DATASET
● ● ● ● ●

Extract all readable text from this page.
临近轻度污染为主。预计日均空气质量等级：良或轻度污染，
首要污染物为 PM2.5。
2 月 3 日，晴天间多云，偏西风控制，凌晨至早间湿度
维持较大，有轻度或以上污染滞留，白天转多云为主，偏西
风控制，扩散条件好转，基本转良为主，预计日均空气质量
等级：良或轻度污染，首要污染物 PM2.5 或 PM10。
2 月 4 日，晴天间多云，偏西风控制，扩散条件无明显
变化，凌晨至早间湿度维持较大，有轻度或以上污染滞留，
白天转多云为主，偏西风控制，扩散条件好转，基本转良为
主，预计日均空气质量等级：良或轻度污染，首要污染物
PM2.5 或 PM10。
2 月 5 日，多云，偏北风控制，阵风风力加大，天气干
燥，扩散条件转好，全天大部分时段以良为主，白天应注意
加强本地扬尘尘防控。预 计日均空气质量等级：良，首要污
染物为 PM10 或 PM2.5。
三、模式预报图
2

● ● ● ● ●

STATED PROBLEM
From the listing above, extract all records word for word.

TASK RESULT
Extract all readable text from this page.
临近轻度污染为主。预计日均空气质量等级：良或轻度污染，
首要污染物为 PM2.5。
2 月 3 日，晴天间多云，偏西风控制，凌晨至早间湿度
维持较大，有轻度或以上污染滞留，白天转多云为主，偏西
风控制，扩散条件好转，基本转良为主，预计日均空气质量
等级：良或轻度污染，首要污染物 PM2.5 或 PM10。
2 月 4 日，晴天间多云，偏西风控制，扩散条件无明显
变化，凌晨至早间湿度维持较大，有轻度或以上污染滞留，
白天转多云为主，偏西风控制，扩散条件好转，基本转良为
主，预计日均空气质量等级：良或轻度污染，首要污染物
PM2.5 或 PM10。
2 月 5 日，多云，偏北风控制，阵风风力加大，天气干
燥，扩散条件转好，全天大部分时段以良为主，白天应注意
加强本地扬尘尘防控。预 计日均空气质量等级：良，首要污
染物为 PM10 或 PM2.5。
三、模式预报图
2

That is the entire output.